◆ GIVEN INSTRUCTION:
Look through the material below. Copy each line that contains the string "Δημιουργία".

[Stored dataset items]
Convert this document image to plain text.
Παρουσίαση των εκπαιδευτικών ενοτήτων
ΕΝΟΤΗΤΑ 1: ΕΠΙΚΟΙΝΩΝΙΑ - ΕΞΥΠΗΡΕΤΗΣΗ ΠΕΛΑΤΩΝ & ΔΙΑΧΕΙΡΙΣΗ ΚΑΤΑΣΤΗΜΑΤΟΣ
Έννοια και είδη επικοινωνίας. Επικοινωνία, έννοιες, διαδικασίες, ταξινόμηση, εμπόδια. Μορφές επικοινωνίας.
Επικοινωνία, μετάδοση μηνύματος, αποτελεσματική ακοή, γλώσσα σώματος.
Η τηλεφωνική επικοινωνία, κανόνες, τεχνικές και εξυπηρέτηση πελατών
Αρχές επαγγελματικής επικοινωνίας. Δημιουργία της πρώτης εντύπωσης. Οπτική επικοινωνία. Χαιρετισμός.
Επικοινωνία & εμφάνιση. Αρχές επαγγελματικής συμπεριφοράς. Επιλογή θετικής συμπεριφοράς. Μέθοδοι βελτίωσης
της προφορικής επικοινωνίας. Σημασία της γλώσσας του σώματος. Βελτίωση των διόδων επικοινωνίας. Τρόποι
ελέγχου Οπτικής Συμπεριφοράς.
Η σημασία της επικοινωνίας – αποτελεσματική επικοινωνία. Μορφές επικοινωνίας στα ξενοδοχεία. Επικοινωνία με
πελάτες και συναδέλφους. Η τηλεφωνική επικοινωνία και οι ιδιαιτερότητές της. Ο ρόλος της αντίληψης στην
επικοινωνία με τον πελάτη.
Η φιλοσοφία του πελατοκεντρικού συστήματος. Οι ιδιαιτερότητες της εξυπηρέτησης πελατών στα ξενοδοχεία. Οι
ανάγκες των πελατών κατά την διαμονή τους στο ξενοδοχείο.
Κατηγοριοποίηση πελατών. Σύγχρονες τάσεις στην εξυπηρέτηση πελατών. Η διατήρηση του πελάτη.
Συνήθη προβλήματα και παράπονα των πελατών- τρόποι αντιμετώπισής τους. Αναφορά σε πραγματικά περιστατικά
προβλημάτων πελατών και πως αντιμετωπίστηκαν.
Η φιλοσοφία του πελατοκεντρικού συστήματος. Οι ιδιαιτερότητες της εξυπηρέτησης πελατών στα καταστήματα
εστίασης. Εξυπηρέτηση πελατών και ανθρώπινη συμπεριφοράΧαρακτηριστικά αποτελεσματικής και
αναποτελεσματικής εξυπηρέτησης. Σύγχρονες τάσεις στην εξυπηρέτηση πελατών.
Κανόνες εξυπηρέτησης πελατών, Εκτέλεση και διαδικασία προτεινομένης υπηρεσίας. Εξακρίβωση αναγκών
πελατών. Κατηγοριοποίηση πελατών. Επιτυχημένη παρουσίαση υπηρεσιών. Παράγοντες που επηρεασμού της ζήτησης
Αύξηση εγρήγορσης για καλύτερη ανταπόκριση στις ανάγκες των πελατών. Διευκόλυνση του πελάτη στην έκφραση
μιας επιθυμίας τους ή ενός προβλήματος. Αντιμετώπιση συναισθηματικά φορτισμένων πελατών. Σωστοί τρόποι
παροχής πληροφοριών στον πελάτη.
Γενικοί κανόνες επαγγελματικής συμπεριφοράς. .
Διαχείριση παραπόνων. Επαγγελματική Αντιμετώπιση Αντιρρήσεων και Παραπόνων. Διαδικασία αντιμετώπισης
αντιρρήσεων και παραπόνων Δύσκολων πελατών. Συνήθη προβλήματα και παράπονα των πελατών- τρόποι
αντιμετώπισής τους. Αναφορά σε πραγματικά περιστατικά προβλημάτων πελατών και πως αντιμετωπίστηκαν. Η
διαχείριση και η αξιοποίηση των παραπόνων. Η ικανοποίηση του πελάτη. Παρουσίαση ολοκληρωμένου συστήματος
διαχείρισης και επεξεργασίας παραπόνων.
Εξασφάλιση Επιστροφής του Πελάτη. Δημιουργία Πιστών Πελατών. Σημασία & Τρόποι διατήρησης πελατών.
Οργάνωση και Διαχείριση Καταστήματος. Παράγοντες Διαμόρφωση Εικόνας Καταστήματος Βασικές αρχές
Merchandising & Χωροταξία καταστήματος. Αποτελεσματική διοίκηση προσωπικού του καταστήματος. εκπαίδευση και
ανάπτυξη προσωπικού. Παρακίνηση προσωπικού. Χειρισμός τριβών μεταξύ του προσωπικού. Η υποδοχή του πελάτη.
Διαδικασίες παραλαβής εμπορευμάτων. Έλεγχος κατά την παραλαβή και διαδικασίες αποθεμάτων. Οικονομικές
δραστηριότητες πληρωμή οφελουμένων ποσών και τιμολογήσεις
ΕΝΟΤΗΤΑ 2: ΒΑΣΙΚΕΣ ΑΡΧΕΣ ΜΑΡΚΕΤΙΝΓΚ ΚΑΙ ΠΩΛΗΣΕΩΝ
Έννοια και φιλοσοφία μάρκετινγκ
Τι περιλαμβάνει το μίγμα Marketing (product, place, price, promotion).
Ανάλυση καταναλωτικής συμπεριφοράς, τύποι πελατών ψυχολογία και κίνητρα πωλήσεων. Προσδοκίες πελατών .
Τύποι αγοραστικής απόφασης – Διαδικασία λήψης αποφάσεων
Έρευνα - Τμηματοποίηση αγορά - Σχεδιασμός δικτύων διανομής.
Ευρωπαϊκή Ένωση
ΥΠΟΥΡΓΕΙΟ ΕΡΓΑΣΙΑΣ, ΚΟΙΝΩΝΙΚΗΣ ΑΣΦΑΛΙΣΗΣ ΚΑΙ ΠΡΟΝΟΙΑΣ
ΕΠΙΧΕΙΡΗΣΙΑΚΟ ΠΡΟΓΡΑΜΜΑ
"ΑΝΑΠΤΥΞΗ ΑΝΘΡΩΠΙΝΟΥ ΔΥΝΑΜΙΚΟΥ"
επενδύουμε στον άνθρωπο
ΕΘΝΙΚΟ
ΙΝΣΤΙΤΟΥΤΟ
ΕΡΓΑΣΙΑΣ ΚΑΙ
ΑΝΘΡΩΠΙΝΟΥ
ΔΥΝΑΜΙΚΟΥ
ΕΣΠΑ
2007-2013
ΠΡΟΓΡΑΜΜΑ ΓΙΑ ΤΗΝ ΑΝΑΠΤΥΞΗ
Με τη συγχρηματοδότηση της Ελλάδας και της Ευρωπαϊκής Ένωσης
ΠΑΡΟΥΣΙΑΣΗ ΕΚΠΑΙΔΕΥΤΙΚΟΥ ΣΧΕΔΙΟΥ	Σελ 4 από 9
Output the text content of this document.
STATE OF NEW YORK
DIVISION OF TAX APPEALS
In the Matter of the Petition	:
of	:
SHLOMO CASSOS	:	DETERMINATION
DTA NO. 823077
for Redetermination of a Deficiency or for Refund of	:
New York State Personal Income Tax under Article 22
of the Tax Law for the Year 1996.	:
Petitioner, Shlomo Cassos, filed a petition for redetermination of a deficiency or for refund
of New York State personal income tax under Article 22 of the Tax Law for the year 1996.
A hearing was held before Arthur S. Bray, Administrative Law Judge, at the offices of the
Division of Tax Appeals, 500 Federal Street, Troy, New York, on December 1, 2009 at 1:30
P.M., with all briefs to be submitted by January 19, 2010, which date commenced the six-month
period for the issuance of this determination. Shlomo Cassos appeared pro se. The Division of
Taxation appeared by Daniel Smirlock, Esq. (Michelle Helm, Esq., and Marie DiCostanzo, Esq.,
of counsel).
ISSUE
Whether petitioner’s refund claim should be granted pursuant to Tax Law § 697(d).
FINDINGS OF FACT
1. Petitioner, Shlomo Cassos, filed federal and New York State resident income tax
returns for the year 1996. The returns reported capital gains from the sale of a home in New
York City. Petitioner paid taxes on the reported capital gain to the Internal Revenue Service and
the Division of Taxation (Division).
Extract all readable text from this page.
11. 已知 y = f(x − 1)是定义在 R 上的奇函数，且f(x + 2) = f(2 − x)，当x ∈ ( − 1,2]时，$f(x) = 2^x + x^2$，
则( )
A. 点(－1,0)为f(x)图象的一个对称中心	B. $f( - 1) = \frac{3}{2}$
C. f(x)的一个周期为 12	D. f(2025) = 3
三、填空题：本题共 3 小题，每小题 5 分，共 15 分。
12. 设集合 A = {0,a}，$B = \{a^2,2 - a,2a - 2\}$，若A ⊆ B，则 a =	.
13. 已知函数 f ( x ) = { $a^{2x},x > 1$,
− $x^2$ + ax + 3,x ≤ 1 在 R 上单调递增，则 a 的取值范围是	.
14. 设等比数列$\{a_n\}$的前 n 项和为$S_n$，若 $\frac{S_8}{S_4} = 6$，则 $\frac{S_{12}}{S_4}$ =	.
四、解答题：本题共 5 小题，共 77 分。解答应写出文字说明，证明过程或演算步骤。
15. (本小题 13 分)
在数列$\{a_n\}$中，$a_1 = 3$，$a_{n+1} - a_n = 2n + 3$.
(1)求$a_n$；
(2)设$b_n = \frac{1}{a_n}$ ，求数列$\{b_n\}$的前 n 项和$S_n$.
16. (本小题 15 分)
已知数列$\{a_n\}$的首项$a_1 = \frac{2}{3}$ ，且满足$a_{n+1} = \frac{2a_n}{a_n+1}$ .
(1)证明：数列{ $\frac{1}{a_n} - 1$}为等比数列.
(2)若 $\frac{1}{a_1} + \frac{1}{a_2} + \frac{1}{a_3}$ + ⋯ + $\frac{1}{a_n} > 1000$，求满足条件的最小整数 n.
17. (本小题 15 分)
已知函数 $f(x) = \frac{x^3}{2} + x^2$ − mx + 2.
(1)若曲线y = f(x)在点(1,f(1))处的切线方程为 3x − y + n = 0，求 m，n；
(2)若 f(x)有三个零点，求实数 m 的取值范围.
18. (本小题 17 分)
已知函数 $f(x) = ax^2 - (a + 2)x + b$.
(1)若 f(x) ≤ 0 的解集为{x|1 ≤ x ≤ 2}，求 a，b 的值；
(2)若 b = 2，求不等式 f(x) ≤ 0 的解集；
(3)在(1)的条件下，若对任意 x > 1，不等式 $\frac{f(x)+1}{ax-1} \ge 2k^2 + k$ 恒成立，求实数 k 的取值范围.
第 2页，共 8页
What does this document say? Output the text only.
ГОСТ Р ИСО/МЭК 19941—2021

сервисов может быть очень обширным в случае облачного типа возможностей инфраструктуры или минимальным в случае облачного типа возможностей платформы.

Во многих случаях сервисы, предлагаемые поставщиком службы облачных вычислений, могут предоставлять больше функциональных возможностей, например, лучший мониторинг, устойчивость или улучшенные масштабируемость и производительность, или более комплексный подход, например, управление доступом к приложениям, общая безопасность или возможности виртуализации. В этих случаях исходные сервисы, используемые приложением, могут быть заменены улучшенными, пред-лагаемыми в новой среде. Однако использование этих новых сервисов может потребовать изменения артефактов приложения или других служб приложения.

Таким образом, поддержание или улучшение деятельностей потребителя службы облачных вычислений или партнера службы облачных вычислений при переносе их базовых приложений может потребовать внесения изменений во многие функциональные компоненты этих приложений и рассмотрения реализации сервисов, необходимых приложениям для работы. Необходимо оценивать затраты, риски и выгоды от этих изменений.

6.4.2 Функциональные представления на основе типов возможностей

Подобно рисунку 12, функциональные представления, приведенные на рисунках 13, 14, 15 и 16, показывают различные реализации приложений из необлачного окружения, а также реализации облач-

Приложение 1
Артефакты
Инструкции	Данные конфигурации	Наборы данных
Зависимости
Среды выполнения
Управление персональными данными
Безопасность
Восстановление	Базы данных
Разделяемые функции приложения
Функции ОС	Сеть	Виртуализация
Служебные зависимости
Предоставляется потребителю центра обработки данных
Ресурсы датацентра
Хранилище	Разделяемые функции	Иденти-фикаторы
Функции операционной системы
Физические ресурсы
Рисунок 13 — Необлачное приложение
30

◆ EXPECTED ANSWER:
Αρχές επαγγελματικής επικοινωνίας. Δημιουργία της πρώτης εντύπωσης. Οπτική επικοινωνία. Χαιρετισμός.
Εξασφάλιση Επιστροφής του Πελάτη. Δημιουργία Πιστών Πελατών. Σημασία & Τρόποι διατήρησης πελατών.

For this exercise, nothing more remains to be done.